EXERCISE MATERIALS:
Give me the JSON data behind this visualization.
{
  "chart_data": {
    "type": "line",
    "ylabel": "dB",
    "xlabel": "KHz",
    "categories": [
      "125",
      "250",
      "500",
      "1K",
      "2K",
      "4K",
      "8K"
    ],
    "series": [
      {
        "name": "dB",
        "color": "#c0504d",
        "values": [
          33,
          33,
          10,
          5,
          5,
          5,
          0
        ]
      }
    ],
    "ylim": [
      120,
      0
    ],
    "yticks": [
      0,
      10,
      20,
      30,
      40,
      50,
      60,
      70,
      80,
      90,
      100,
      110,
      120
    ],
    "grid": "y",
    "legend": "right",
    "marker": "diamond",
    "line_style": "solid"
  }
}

THE TASK: Output the listing above exactly as it appears.

FULL RESPONSE:
Give me the JSON data behind this visualization.
{
  "chart_data": {
    "type": "line",
    "ylabel": "dB",
    "xlabel": "KHz",
    "categories": [
      "125",
      "250",
      "500",
      "1K",
      "2K",
      "4K",
      "8K"
    ],
    "series": [
      {
        "name": "dB",
        "color": "#c0504d",
        "values": [
          33,
          33,
          10,
          5,
          5,
          5,
          0
        ]
      }
    ],
    "ylim": [
      120,
      0
    ],
    "yticks": [
      0,
      10,
      20,
      30,
      40,
      50,
      60,
      70,
      80,
      90,
      100,
      110,
      120
    ],
    "grid": "y",
    "legend": "right",
    "marker": "diamond",
    "line_style": "solid"
  }
}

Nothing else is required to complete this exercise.